┌─ SUPPLIED DATA

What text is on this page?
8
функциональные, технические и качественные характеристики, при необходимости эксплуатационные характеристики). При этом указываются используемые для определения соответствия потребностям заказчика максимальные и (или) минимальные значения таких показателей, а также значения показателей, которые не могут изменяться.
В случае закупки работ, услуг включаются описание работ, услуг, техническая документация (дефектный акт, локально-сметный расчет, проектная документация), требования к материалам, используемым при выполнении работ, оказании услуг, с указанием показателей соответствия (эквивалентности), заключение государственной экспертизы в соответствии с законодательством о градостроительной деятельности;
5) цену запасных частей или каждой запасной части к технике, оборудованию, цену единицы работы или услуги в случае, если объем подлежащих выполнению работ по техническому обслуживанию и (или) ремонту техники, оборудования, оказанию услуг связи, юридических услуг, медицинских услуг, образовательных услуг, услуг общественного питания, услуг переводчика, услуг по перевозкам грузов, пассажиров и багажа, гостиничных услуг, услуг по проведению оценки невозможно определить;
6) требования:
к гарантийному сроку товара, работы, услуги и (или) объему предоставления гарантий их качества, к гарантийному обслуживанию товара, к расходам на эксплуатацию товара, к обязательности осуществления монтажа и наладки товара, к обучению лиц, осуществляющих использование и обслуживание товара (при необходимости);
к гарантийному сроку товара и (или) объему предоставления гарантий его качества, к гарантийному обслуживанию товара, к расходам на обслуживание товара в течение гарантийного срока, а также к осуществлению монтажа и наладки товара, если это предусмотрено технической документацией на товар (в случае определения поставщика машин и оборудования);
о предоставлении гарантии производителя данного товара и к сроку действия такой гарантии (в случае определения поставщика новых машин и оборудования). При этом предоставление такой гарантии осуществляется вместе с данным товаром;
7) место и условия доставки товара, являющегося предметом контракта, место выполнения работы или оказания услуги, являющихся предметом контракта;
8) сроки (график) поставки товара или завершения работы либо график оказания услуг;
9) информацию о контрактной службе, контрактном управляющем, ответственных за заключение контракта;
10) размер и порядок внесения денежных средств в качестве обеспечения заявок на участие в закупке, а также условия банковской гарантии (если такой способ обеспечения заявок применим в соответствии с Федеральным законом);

└─

§ **REQUEST**
Check each line of the records for the word "предоставления", and show the lines that contain it.

§ **EXERCISE OUTPUT**
к гарантийному сроку товара, работы, услуги и (или) объему предоставления гарантий их качества, к гарантийному обслуживанию товара, к расходам на эксплуатацию товара, к обязательности осуществления монтажа и наладки товара, к обучению лиц, осуществляющих использование и обслуживание товара (при необходимости);
к гарантийному сроку товара и (или) объему предоставления гарантий его качества, к гарантийному обслуживанию товара, к расходам на обслуживание товара в течение гарантийного срока, а также к осуществлению монтажа и наладки товара, если это предусмотрено технической документацией на товар (в случае определения поставщика машин и оборудования);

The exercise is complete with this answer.